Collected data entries
** START **

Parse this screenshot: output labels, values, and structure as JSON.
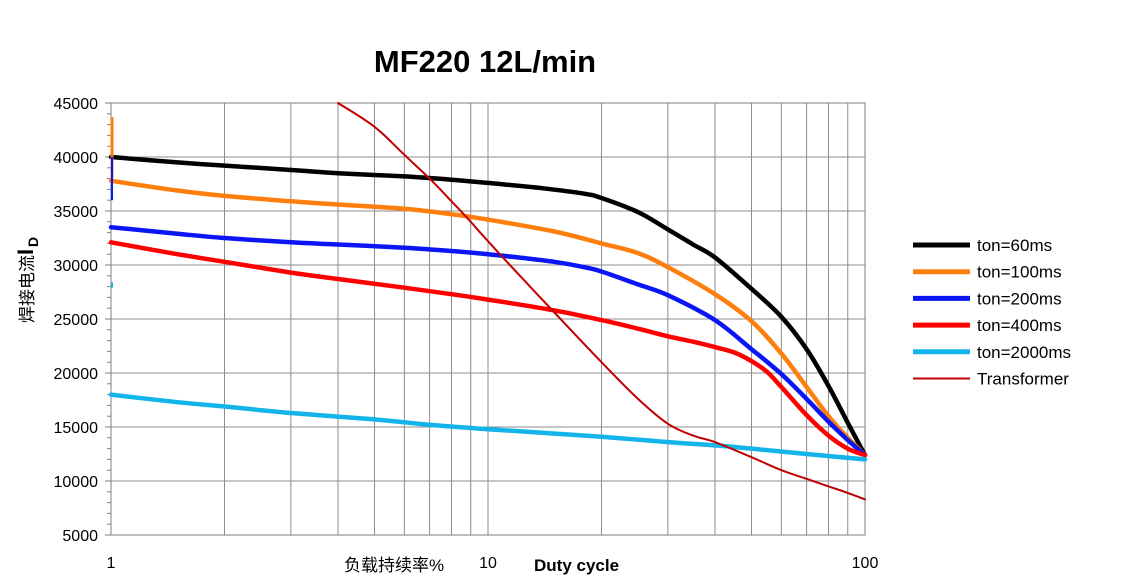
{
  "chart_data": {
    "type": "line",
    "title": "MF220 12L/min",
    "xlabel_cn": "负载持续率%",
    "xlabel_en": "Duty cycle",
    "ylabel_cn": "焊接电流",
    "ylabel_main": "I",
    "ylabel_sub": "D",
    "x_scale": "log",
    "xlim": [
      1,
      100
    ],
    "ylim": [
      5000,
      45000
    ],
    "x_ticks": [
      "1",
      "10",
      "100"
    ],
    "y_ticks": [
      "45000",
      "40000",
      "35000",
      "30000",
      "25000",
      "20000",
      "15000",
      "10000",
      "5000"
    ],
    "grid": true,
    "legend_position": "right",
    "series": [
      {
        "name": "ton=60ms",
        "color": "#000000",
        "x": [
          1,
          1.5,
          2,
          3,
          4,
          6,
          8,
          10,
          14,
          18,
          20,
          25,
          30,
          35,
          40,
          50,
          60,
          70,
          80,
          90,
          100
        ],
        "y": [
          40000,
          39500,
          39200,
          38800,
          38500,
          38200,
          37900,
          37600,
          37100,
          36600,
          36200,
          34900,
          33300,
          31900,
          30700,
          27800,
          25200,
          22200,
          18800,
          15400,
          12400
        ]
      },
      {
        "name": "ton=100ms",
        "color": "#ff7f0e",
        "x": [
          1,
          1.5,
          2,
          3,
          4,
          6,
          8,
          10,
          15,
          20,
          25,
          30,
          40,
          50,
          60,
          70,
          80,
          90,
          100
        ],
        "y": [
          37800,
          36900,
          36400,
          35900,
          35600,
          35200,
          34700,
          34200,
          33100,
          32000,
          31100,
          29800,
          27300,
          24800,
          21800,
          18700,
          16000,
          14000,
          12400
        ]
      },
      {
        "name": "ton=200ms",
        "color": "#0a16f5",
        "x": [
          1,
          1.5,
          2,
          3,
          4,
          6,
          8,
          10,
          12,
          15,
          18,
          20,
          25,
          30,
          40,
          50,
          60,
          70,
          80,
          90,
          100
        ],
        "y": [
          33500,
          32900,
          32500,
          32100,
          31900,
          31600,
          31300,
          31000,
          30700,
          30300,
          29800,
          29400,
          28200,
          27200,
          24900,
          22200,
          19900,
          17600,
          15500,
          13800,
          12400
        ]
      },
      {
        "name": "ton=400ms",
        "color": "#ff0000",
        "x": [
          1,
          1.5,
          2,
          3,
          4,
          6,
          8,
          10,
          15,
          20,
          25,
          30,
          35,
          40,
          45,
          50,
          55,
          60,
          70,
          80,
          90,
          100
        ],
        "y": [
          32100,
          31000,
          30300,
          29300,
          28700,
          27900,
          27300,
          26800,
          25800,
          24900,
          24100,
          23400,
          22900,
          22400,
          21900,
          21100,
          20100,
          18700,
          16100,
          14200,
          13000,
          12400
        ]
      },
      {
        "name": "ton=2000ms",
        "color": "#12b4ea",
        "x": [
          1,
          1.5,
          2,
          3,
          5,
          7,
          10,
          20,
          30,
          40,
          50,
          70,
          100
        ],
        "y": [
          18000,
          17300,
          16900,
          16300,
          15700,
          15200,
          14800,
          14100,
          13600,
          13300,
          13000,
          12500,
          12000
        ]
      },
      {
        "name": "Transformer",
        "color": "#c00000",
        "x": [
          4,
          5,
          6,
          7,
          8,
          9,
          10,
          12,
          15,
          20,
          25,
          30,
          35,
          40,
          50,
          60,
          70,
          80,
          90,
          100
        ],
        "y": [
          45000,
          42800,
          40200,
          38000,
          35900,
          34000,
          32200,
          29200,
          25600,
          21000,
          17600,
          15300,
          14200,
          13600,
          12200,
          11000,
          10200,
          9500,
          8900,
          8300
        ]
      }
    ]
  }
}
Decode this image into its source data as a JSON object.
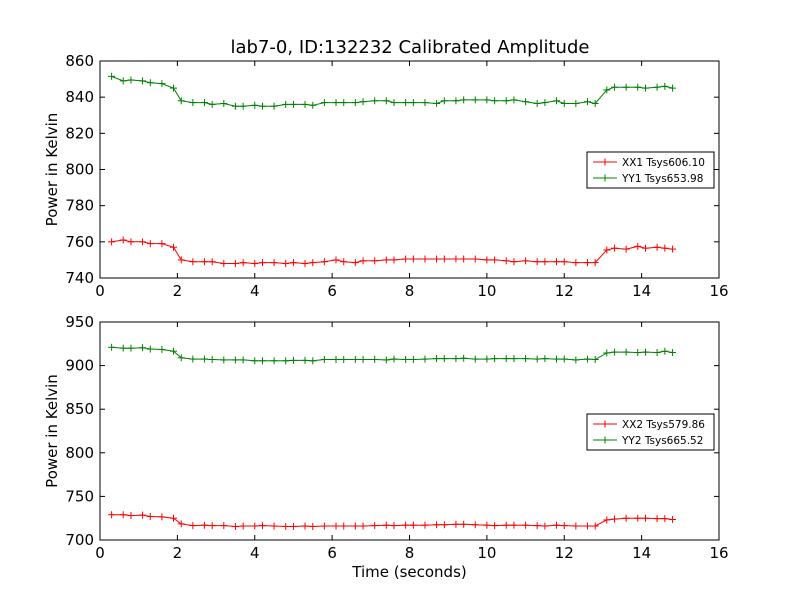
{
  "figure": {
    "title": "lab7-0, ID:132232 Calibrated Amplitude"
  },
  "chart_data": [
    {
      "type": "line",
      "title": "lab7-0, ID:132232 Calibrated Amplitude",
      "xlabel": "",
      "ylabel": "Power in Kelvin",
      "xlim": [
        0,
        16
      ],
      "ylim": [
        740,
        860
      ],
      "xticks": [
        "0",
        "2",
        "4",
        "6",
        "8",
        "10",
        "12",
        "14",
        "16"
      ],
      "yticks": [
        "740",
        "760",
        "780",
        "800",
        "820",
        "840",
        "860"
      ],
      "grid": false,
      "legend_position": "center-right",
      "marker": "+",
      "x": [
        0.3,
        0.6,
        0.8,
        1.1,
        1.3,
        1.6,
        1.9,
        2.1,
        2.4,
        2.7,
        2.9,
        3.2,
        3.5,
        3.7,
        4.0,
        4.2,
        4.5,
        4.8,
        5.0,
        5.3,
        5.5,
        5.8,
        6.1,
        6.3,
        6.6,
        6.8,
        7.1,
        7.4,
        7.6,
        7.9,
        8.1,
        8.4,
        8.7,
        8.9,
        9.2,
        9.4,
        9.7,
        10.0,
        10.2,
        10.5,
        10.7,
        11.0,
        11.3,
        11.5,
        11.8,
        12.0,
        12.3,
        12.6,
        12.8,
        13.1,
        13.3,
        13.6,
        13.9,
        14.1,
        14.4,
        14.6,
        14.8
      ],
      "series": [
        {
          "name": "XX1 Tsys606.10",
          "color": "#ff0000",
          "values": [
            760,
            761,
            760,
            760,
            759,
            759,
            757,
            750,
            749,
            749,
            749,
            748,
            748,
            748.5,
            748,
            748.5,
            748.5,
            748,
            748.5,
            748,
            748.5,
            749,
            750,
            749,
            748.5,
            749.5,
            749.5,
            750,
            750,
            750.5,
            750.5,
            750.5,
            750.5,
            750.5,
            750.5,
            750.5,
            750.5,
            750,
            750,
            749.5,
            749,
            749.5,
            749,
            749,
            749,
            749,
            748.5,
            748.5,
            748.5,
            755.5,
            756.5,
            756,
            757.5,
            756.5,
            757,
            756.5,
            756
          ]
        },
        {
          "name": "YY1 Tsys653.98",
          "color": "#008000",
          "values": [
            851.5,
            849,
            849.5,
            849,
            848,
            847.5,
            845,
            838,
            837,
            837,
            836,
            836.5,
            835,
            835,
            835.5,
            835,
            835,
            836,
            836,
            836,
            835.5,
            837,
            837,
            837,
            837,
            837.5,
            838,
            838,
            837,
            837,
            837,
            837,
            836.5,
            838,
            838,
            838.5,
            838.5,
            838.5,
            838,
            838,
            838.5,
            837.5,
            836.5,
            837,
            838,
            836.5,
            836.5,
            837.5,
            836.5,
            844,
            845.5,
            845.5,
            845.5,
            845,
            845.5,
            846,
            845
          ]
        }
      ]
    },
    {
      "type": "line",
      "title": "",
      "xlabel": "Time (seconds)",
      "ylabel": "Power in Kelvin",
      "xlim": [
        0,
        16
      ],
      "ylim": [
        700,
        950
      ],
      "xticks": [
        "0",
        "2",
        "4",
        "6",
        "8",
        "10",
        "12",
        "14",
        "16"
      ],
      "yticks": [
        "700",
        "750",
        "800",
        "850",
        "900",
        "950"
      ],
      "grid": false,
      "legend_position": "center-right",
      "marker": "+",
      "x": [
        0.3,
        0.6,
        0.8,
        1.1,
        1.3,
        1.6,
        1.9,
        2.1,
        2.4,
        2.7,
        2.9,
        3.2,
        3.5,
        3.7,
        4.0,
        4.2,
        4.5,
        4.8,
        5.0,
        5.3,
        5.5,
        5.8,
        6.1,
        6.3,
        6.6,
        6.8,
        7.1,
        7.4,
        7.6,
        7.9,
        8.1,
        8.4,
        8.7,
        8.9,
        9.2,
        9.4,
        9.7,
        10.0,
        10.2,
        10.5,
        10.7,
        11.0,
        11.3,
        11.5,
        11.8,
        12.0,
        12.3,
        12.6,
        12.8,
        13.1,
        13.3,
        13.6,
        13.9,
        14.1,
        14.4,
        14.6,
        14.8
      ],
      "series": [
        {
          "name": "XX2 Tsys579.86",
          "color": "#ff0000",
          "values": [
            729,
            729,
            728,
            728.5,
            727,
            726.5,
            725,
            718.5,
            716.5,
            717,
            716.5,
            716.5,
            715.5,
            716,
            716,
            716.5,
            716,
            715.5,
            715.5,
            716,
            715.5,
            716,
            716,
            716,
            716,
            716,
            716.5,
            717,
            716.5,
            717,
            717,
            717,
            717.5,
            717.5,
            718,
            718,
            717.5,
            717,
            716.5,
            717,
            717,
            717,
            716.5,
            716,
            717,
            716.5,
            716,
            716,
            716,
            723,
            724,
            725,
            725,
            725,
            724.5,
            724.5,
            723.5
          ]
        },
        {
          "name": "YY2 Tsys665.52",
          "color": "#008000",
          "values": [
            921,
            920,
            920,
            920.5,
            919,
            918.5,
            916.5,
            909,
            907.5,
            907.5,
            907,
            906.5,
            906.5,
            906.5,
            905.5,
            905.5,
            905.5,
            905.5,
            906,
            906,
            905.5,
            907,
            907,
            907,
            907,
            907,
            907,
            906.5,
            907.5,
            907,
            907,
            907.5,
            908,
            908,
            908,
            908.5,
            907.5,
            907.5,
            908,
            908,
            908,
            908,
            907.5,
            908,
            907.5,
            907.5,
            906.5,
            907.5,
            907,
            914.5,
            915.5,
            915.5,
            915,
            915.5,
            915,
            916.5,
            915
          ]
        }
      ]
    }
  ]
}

** END **
** START **

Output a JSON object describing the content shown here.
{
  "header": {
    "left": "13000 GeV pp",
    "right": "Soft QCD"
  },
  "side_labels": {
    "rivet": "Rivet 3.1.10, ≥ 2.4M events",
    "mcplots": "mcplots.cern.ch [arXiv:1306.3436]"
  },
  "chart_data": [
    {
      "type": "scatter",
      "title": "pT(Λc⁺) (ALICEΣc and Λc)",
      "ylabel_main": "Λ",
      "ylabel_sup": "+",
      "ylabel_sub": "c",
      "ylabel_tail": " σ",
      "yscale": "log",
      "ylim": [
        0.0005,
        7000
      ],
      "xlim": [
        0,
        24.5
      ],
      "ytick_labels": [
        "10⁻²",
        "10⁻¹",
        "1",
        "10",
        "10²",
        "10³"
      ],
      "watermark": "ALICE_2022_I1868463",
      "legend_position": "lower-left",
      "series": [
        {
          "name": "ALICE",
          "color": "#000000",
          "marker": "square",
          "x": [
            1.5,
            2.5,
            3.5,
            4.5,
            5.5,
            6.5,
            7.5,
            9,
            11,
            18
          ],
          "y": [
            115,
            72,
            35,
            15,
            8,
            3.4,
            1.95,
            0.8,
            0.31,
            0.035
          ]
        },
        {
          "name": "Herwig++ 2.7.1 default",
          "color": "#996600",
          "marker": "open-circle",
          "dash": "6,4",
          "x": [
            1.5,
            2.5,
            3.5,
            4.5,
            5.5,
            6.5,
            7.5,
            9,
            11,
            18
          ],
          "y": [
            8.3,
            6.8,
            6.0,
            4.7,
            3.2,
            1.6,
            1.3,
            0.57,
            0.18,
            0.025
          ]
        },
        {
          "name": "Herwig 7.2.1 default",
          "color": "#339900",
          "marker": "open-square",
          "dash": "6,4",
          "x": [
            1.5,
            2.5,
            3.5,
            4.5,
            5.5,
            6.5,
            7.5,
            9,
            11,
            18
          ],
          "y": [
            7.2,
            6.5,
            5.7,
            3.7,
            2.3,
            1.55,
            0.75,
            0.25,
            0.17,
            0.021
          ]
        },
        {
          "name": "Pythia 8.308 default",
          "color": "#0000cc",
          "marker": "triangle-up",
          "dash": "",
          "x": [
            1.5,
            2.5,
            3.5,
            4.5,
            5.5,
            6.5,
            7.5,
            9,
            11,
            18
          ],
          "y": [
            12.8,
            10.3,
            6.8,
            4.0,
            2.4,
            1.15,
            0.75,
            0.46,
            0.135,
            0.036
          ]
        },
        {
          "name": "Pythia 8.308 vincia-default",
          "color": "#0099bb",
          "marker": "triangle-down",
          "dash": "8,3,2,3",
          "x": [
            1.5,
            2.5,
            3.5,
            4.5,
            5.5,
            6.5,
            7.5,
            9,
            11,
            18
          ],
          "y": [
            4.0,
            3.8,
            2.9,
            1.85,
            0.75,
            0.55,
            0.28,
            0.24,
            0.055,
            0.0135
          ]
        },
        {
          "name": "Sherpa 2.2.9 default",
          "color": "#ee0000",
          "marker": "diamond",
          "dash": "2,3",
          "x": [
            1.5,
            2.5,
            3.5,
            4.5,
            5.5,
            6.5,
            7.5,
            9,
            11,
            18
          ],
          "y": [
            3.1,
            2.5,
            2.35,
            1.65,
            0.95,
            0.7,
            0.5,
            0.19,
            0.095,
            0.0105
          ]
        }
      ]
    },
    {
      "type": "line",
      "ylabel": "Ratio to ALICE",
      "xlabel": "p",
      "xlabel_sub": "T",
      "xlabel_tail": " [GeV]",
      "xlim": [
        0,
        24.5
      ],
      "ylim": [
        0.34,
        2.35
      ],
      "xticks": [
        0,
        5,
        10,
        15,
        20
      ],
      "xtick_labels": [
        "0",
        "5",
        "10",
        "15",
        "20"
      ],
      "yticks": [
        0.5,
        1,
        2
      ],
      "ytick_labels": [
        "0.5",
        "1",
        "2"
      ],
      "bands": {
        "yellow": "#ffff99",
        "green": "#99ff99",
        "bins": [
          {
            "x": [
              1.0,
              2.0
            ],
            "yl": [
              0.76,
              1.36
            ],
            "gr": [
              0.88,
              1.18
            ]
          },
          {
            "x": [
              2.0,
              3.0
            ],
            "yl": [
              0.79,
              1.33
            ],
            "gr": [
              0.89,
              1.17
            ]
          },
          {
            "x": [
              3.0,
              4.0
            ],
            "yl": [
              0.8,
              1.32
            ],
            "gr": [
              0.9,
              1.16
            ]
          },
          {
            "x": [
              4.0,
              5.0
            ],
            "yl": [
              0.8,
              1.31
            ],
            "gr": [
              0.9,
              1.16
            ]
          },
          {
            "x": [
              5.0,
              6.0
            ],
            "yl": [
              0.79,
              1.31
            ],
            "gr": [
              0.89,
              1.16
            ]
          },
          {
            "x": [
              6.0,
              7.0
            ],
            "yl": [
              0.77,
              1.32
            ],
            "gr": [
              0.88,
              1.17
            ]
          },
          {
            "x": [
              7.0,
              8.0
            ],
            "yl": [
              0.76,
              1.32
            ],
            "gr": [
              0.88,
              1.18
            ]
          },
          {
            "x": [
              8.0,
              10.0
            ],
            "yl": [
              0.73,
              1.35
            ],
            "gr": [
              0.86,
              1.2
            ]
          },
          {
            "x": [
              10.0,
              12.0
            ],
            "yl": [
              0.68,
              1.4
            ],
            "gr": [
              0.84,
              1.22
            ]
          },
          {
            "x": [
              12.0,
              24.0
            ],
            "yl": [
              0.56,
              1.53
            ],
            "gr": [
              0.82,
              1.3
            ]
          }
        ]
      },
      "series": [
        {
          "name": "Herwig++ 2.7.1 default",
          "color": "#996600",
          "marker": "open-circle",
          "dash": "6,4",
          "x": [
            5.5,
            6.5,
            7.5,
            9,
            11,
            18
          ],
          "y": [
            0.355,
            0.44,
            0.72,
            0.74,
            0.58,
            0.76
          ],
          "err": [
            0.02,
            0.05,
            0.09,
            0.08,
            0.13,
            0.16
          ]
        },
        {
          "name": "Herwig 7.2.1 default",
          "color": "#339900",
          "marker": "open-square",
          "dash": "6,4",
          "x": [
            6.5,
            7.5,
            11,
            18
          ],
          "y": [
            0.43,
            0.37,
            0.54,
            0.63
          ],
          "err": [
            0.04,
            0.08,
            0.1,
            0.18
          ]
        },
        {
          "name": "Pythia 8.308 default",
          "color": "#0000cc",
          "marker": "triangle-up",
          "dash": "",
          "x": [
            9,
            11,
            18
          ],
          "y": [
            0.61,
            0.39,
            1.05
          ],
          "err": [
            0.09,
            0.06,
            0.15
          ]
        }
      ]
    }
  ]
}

** END **
** START **

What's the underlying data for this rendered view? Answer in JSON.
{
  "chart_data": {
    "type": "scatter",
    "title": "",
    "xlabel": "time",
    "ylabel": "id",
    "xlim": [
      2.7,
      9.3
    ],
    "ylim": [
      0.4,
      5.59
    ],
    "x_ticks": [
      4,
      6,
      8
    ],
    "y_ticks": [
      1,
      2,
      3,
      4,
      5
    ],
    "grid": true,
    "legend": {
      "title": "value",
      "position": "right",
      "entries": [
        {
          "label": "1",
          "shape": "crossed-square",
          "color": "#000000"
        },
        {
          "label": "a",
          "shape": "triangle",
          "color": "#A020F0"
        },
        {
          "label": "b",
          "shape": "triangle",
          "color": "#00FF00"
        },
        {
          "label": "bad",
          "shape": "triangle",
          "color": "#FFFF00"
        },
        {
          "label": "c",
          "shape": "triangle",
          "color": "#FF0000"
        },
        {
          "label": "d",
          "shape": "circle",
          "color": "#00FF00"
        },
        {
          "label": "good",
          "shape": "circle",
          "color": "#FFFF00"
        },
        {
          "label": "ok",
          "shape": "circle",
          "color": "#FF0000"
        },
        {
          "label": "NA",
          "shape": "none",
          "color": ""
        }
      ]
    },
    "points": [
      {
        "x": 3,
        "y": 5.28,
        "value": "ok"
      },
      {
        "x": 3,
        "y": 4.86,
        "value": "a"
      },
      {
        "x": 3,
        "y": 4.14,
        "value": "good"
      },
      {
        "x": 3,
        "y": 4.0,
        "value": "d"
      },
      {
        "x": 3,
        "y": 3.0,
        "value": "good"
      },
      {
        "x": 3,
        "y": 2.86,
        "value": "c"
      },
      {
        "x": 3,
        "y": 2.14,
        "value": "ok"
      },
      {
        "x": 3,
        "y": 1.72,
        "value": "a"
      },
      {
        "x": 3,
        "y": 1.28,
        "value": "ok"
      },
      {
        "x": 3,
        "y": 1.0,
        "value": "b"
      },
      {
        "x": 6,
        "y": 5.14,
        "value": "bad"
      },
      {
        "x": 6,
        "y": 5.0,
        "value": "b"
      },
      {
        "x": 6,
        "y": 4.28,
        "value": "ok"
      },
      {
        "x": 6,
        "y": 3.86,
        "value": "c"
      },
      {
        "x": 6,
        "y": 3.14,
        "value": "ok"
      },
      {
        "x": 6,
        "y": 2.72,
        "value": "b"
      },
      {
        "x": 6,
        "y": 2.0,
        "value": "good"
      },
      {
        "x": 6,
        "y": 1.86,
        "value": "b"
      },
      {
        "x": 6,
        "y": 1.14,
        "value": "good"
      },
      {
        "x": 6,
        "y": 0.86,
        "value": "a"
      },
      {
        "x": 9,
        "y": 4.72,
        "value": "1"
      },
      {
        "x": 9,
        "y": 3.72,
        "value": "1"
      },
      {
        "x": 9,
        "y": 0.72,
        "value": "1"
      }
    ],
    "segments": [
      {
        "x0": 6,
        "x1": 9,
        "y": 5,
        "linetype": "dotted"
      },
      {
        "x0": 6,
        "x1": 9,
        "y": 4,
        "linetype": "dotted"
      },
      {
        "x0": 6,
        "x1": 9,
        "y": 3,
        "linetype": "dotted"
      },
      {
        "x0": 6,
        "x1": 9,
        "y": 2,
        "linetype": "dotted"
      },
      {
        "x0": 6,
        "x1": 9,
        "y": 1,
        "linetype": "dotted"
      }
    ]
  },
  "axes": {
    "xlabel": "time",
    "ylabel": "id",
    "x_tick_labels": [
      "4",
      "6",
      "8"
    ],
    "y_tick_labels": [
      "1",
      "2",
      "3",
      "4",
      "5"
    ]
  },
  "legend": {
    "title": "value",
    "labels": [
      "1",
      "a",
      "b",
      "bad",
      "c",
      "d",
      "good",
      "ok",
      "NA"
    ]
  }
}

** END **

Read the lines above. Gather those in which the string "square" is found.

Completed exercise:
          "marker": "square",
          "marker": "open-square",
          "marker": "open-square",
          "shape": "crossed-square",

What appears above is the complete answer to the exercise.